» **WHAT THE EXERCISE ASKS**
Make an exact copy of the records, with the pictures left out.

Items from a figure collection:

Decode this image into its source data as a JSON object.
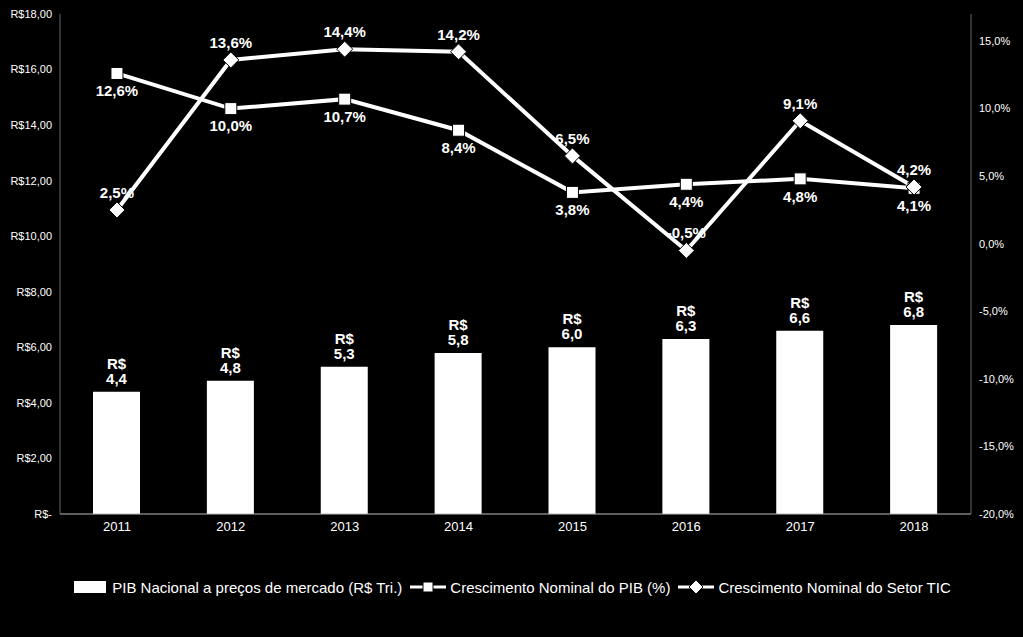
{
  "chart_data": {
    "type": "bar",
    "categories": [
      "2011",
      "2012",
      "2013",
      "2014",
      "2015",
      "2016",
      "2017",
      "2018"
    ],
    "series": [
      {
        "name": "PIB Nacional a preços de mercado (R$ Tri.)",
        "type": "bar",
        "color": "#ffffff",
        "values": [
          4.4,
          4.8,
          5.3,
          5.8,
          6.0,
          6.3,
          6.6,
          6.8
        ],
        "value_labels": [
          "R$ 4,4",
          "R$ 4,8",
          "R$ 5,3",
          "R$ 5,8",
          "R$ 6,0",
          "R$ 6,3",
          "R$ 6,6",
          "R$ 6,8"
        ]
      },
      {
        "name": "Crescimento Nominal do PIB (%)",
        "type": "line",
        "axis": "y2",
        "color": "#ffffff",
        "marker": "square",
        "values": [
          12.6,
          10.0,
          10.7,
          8.4,
          3.8,
          4.4,
          4.8,
          4.1
        ],
        "value_labels": [
          "12,6%",
          "10,0%",
          "10,7%",
          "8,4%",
          "3,8%",
          "4,4%",
          "4,8%",
          "4,1%"
        ]
      },
      {
        "name": "Crescimento Nominal do Setor TIC",
        "type": "line",
        "axis": "y2",
        "color": "#ffffff",
        "marker": "diamond",
        "values": [
          2.5,
          13.6,
          14.4,
          14.2,
          6.5,
          -0.5,
          9.1,
          4.2
        ],
        "value_labels": [
          "2,5%",
          "13,6%",
          "14,4%",
          "14,2%",
          "6,5%",
          "-0,5%",
          "9,1%",
          "4,2%"
        ]
      }
    ],
    "ylim": [
      0,
      18
    ],
    "yticks": [
      {
        "value": 0,
        "label": "R$-"
      },
      {
        "value": 2,
        "label": "R$2,00"
      },
      {
        "value": 4,
        "label": "R$4,00"
      },
      {
        "value": 6,
        "label": "R$6,00"
      },
      {
        "value": 8,
        "label": "R$8,00"
      },
      {
        "value": 10,
        "label": "R$10,00"
      },
      {
        "value": 12,
        "label": "R$12,00"
      },
      {
        "value": 14,
        "label": "R$14,00"
      },
      {
        "value": 16,
        "label": "R$16,00"
      },
      {
        "value": 18,
        "label": "R$18,00"
      }
    ],
    "y2lim": [
      -20,
      17
    ],
    "y2ticks": [
      {
        "value": -20,
        "label": "-20,0%"
      },
      {
        "value": -15,
        "label": "-15,0%"
      },
      {
        "value": -10,
        "label": "-10,0%"
      },
      {
        "value": -5,
        "label": "-5,0%"
      },
      {
        "value": 0,
        "label": "0,0%"
      },
      {
        "value": 5,
        "label": "5,0%"
      },
      {
        "value": 10,
        "label": "10,0%"
      },
      {
        "value": 15,
        "label": "15,0%"
      }
    ],
    "data_labels": true,
    "legend": "bottom",
    "grid": false
  }
}
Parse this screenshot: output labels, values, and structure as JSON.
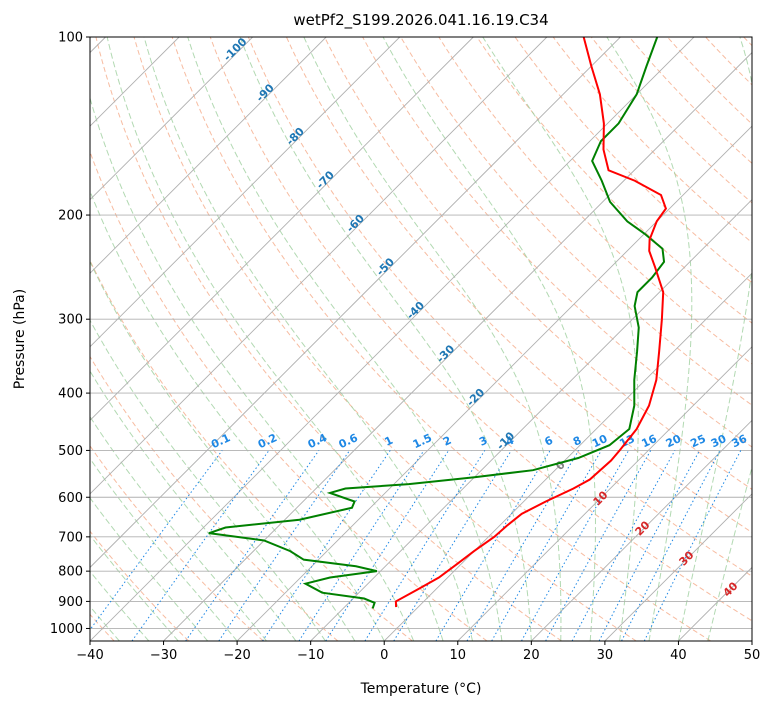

» **ANSWER TO THIS TASK**
Decode this image into its source data as a JSON object.
{
  "chart_data": {
    "type": "bar",
    "categories": [
      "2011",
      "2012",
      "2013",
      "2014",
      "2015",
      "2016",
      "2017",
      "2018"
    ],
    "series": [
      {
        "name": "PIB Nacional a preços de mercado (R$ Tri.)",
        "type": "bar",
        "color": "#ffffff",
        "values": [
          4.4,
          4.8,
          5.3,
          5.8,
          6.0,
          6.3,
          6.6,
          6.8
        ],
        "value_labels": [
          "R$ 4,4",
          "R$ 4,8",
          "R$ 5,3",
          "R$ 5,8",
          "R$ 6,0",
          "R$ 6,3",
          "R$ 6,6",
          "R$ 6,8"
        ]
      },
      {
        "name": "Crescimento Nominal do PIB (%)",
        "type": "line",
        "axis": "y2",
        "color": "#ffffff",
        "marker": "square",
        "values": [
          12.6,
          10.0,
          10.7,
          8.4,
          3.8,
          4.4,
          4.8,
          4.1
        ],
        "value_labels": [
          "12,6%",
          "10,0%",
          "10,7%",
          "8,4%",
          "3,8%",
          "4,4%",
          "4,8%",
          "4,1%"
        ]
      },
      {
        "name": "Crescimento Nominal do Setor TIC",
        "type": "line",
        "axis": "y2",
        "color": "#ffffff",
        "marker": "diamond",
        "values": [
          2.5,
          13.6,
          14.4,
          14.2,
          6.5,
          -0.5,
          9.1,
          4.2
        ],
        "value_labels": [
          "2,5%",
          "13,6%",
          "14,4%",
          "14,2%",
          "6,5%",
          "-0,5%",
          "9,1%",
          "4,2%"
        ]
      }
    ],
    "ylim": [
      0,
      18
    ],
    "yticks": [
      {
        "value": 0,
        "label": "R$-"
      },
      {
        "value": 2,
        "label": "R$2,00"
      },
      {
        "value": 4,
        "label": "R$4,00"
      },
      {
        "value": 6,
        "label": "R$6,00"
      },
      {
        "value": 8,
        "label": "R$8,00"
      },
      {
        "value": 10,
        "label": "R$10,00"
      },
      {
        "value": 12,
        "label": "R$12,00"
      },
      {
        "value": 14,
        "label": "R$14,00"
      },
      {
        "value": 16,
        "label": "R$16,00"
      },
      {
        "value": 18,
        "label": "R$18,00"
      }
    ],
    "y2lim": [
      -20,
      17
    ],
    "y2ticks": [
      {
        "value": -20,
        "label": "-20,0%"
      },
      {
        "value": -15,
        "label": "-15,0%"
      },
      {
        "value": -10,
        "label": "-10,0%"
      },
      {
        "value": -5,
        "label": "-5,0%"
      },
      {
        "value": 0,
        "label": "0,0%"
      },
      {
        "value": 5,
        "label": "5,0%"
      },
      {
        "value": 10,
        "label": "10,0%"
      },
      {
        "value": 15,
        "label": "15,0%"
      }
    ],
    "data_labels": true,
    "legend": "bottom",
    "grid": false
  }
}
Parse this screenshot: output labels, values, and structure as JSON.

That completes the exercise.